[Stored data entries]
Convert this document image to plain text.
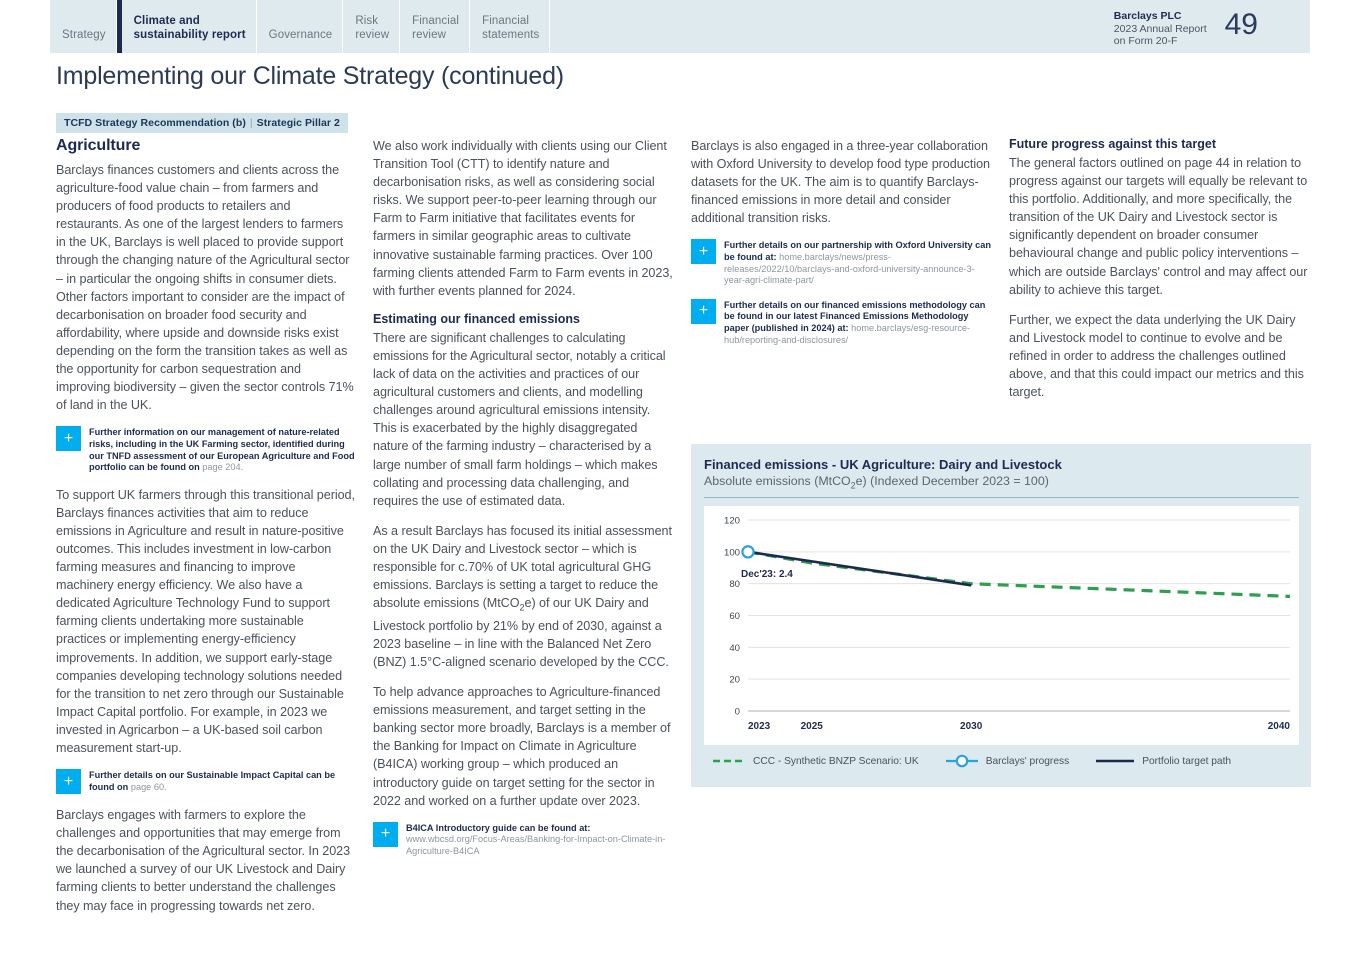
Strategy
Climate and
sustainability report Governance
Risk
review
Financial
review
Financial
statements
Barclays PLC
2023 Annual Report
on Form 20-F	49
Implementing our Climate Strategy (continued)
TCFD Strategy Recommendation (b) | Strategic Pillar 2
Agriculture

Barclays finances customers and clients across the agriculture-food value chain – from farmers and producers of food products to retailers and restaurants. As one of the largest lenders to farmers in the UK, Barclays is well placed to provide support through the changing nature of the Agricultural sector – in particular the ongoing shifts in consumer diets. Other factors important to consider are the impact of decarbonisation on broader food security and affordability, where upside and downside risks exist depending on the form the transition takes as well as the opportunity for carbon sequestration and improving biodiversity – given the sector controls 71% of land in the UK.

+	Further information on our management of nature-related risks, including in the UK Farming sector, identified during our TNFD assessment of our European Agriculture and Food portfolio can be found on page 204.

To support UK farmers through this transitional period, Barclays finances activities that aim to reduce emissions in Agriculture and result in nature-positive outcomes. This includes investment in low-carbon farming measures and financing to improve machinery energy efficiency. We also have a dedicated Agriculture Technology Fund to support farming clients undertaking more sustainable practices or implementing energy-efficiency improvements. In addition, we support early-stage companies developing technology solutions needed for the transition to net zero through our Sustainable Impact Capital portfolio. For example, in 2023 we invested in Agricarbon – a UK-based soil carbon measurement start-up.

+	Further details on our Sustainable Impact Capital can be found on page 60.

Barclays engages with farmers to explore the challenges and opportunities that may emerge from the decarbonisation of the Agricultural sector. In 2023 we launched a survey of our UK Livestock and Dairy farming clients to better understand the challenges they may face in progressing towards net zero.

We also work individually with clients using our Client Transition Tool (CTT) to identify nature and decarbonisation risks, as well as considering social risks. We support peer-to-peer learning through our Farm to Farm initiative that facilitates events for farmers in similar geographic areas to cultivate innovative sustainable farming practices. Over 100 farming clients attended Farm to Farm events in 2023, with further events planned for 2024.

Estimating our financed emissions

There are significant challenges to calculating emissions for the Agricultural sector, notably a critical lack of data on the activities and practices of our agricultural customers and clients, and modelling challenges around agricultural emissions intensity. This is exacerbated by the highly disaggregated nature of the farming industry – characterised by a large number of small farm holdings – which makes collating and processing data challenging, and requires the use of estimated data.

As a result Barclays has focused its initial assessment on the UK Dairy and Livestock sector – which is responsible for c.70% of UK total agricultural GHG emissions. Barclays is setting a target to reduce the absolute emissions (MtCO$_2$e) of our UK Dairy and Livestock portfolio by 21% by end of 2030, against a 2023 baseline – in line with the Balanced Net Zero (BNZ) 1.5°C-aligned scenario developed by the CCC.

To help advance approaches to Agriculture-financed emissions measurement, and target setting in the banking sector more broadly, Barclays is a member of the Banking for Impact on Climate in Agriculture (B4ICA) working group – which produced an introductory guide on target setting for the sector in 2022 and worked on a further update over 2023.

+	B4ICA Introductory guide can be found at: www.wbcsd.org/Focus-Areas/Banking-for-Impact-on-Climate-in-Agriculture-B4ICA

Barclays is also engaged in a three-year collaboration with Oxford University to develop food type production datasets for the UK. The aim is to quantify Barclays-financed emissions in more detail and consider additional transition risks.

+	Further details on our partnership with Oxford University can be found at: home.barclays/news/press-releases/2022/10/barclays-and-oxford-university-announce-3-year-agri-climate-part/
+	Further details on our financed emissions methodology can be found in our latest Financed Emissions Methodology paper (published in 2024) at: home.barclays/esg-resource-hub/reporting-and-disclosures/
Future progress against this target

The general factors outlined on page 44 in relation to progress against our targets will equally be relevant to this portfolio. Additionally, and more specifically, the transition of the UK Dairy and Livestock sector is significantly dependent on broader consumer behavioural change and public policy interventions – which are outside Barclays' control and may affect our ability to achieve this target.

Further, we expect the data underlying the UK Dairy and Livestock model to continue to evolve and be refined in order to address the challenges outlined above, and that this could impact our metrics and this target.

Financed emissions - UK Agriculture: Dairy and Livestock
Absolute emissions (MtCO$_2$e) (Indexed December 2023 = 100)
0
20
40
60
80
100
120
2023	2025	2030	2040
Dec'23: 2.4
CCC - Synthetic BNZP Scenario: UK	Barclays' progress	Portfolio target path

▶ [WRITTEN INSTRUCTION]
Exactly as written, return every line of the listing, but not the pictures.

▶ [RESULT BELOW]
Convert this document image to plain text.
Strategy
Climate and
sustainability report Governance
Risk
review
Financial
review
Financial
statements
Barclays PLC
2023 Annual Report
on Form 20-F	49
Implementing our Climate Strategy (continued)
TCFD Strategy Recommendation (b) | Strategic Pillar 2
Agriculture

Barclays finances customers and clients across the agriculture-food value chain – from farmers and producers of food products to retailers and restaurants. As one of the largest lenders to farmers in the UK, Barclays is well placed to provide support through the changing nature of the Agricultural sector – in particular the ongoing shifts in consumer diets. Other factors important to consider are the impact of decarbonisation on broader food security and affordability, where upside and downside risks exist depending on the form the transition takes as well as the opportunity for carbon sequestration and improving biodiversity – given the sector controls 71% of land in the UK.

+	Further information on our management of nature-related risks, including in the UK Farming sector, identified during our TNFD assessment of our European Agriculture and Food portfolio can be found on page 204.

To support UK farmers through this transitional period, Barclays finances activities that aim to reduce emissions in Agriculture and result in nature-positive outcomes. This includes investment in low-carbon farming measures and financing to improve machinery energy efficiency. We also have a dedicated Agriculture Technology Fund to support farming clients undertaking more sustainable practices or implementing energy-efficiency improvements. In addition, we support early-stage companies developing technology solutions needed for the transition to net zero through our Sustainable Impact Capital portfolio. For example, in 2023 we invested in Agricarbon – a UK-based soil carbon measurement start-up.

+	Further details on our Sustainable Impact Capital can be found on page 60.

Barclays engages with farmers to explore the challenges and opportunities that may emerge from the decarbonisation of the Agricultural sector. In 2023 we launched a survey of our UK Livestock and Dairy farming clients to better understand the challenges they may face in progressing towards net zero.

We also work individually with clients using our Client Transition Tool (CTT) to identify nature and decarbonisation risks, as well as considering social risks. We support peer-to-peer learning through our Farm to Farm initiative that facilitates events for farmers in similar geographic areas to cultivate innovative sustainable farming practices. Over 100 farming clients attended Farm to Farm events in 2023, with further events planned for 2024.

Estimating our financed emissions

There are significant challenges to calculating emissions for the Agricultural sector, notably a critical lack of data on the activities and practices of our agricultural customers and clients, and modelling challenges around agricultural emissions intensity. This is exacerbated by the highly disaggregated nature of the farming industry – characterised by a large number of small farm holdings – which makes collating and processing data challenging, and requires the use of estimated data.

As a result Barclays has focused its initial assessment on the UK Dairy and Livestock sector – which is responsible for c.70% of UK total agricultural GHG emissions. Barclays is setting a target to reduce the absolute emissions (MtCO$_2$e) of our UK Dairy and Livestock portfolio by 21% by end of 2030, against a 2023 baseline – in line with the Balanced Net Zero (BNZ) 1.5°C-aligned scenario developed by the CCC.

To help advance approaches to Agriculture-financed emissions measurement, and target setting in the banking sector more broadly, Barclays is a member of the Banking for Impact on Climate in Agriculture (B4ICA) working group – which produced an introductory guide on target setting for the sector in 2022 and worked on a further update over 2023.

+	B4ICA Introductory guide can be found at: www.wbcsd.org/Focus-Areas/Banking-for-Impact-on-Climate-in-Agriculture-B4ICA

Barclays is also engaged in a three-year collaboration with Oxford University to develop food type production datasets for the UK. The aim is to quantify Barclays-financed emissions in more detail and consider additional transition risks.

+	Further details on our partnership with Oxford University can be found at: home.barclays/news/press-releases/2022/10/barclays-and-oxford-university-announce-3-year-agri-climate-part/
+	Further details on our financed emissions methodology can be found in our latest Financed Emissions Methodology paper (published in 2024) at: home.barclays/esg-resource-hub/reporting-and-disclosures/
Future progress against this target

The general factors outlined on page 44 in relation to progress against our targets will equally be relevant to this portfolio. Additionally, and more specifically, the transition of the UK Dairy and Livestock sector is significantly dependent on broader consumer behavioural change and public policy interventions – which are outside Barclays' control and may affect our ability to achieve this target.

Further, we expect the data underlying the UK Dairy and Livestock model to continue to evolve and be refined in order to address the challenges outlined above, and that this could impact our metrics and this target.

Financed emissions - UK Agriculture: Dairy and Livestock
Absolute emissions (MtCO$_2$e) (Indexed December 2023 = 100)
0
20
40
60
80
100
120
2023	2025	2030	2040
Dec'23: 2.4
CCC - Synthetic BNZP Scenario: UK	Barclays' progress	Portfolio target path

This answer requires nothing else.